SET OF TASKS =
1. Which lemmas and theorems does the rate-function passage cite?
2. Swap "convex" for "concave" and write out the rate-function passage from "We now prove" to "thus \(I_R= I_V\).".

SELECTED EXTRACT =
<<<<
Let us summarize the information we have gathered on the rate functions. First, \(I_V(s)\) and \(I_R(s)\) coincide for \(s \ne 0\) by comparison of (1.22) and (1.25). By the same two equations, and since we have already established that \( -\gamma _+ \le - q_{{\mathbb {P}}}(-1)\) in Lemma 4.6 and that \(-q_{{\mathbb {P}}}(-1)=I_V(0)\) in Theorem B.ii, we obtain

$$\begin{aligned} 0\le I_R(0) = -\gamma _+ \le - q_{{\mathbb {P}}}(-1) = I_V(0) \le I_{{\mathbb {P}}}(0). \end{aligned}$$
(5.2)

We now prove that (a)–(f) are equivalent.

(a)\(\Rightarrow \)(b):

If \(\gamma _+ = 0\), Theorem 0.iii.a implies that \(I_{{\mathbb {P}}}(0) = 0\), so by (5.2) we obtain \(I_V(0)=I_R(0)\) and thus \(I_V= I_R\).Footnote 12 Assume now \(\gamma _+<0\). By Theorem 0.iii.a and the formulae (1.22) and (1.25), the functions \(I_V\) and \(I_R\) are finite on \([0,-\gamma _+]\), and equal on \((0,-\gamma _+]\). Now, if (a) holds, then both \(I_V\) and \(I_R\) are convex, and since they are also lower semicontinuous, their restriction to \([0,\gamma _+]\) is continuous, so \(I_R(0) = I_V(0)\), and thus \(I_R= I_V\).
>>>>
GIVEN DATA =
<<<<
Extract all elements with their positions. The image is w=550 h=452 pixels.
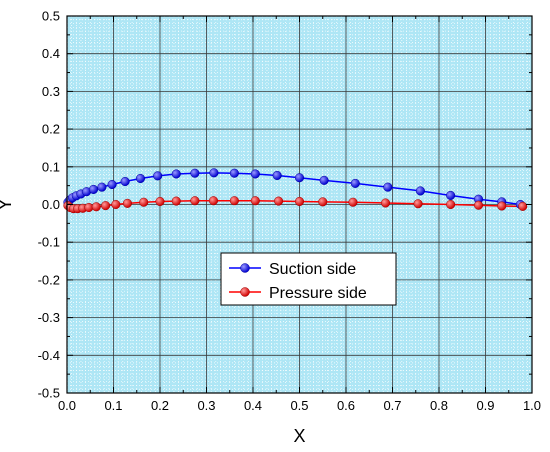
>>>>
ANSWERS TO THE EXERCISE =
1. Lemma 4.6, Theorem B.ii, Theorem 0.iii.a

2.
We now prove that (a)–(f) are equivalent.

(a)\(\Rightarrow \)(b):

If \(\gamma _+ = 0\), Theorem 0.iii.a implies that \(I_{{\mathbb {P}}}(0) = 0\), so by (5.2) we obtain \(I_V(0)=I_R(0)\) and thus \(I_V= I_R\).Footnote 12 Assume now \(\gamma _+<0\). By Theorem 0.iii.a and the formulae (1.22) and (1.25), the functions \(I_V\) and \(I_R\) are finite on \([0,-\gamma _+]\), and equal on \((0,-\gamma _+]\). Now, if (a) holds, then both \(I_V\) and \(I_R\) are concave, and since they are also lower semicontinuous, their restriction to \([0,\gamma _+]\) is continuous, so \(I_R(0) = I_V(0)\), and thus \(I_R= I_V\).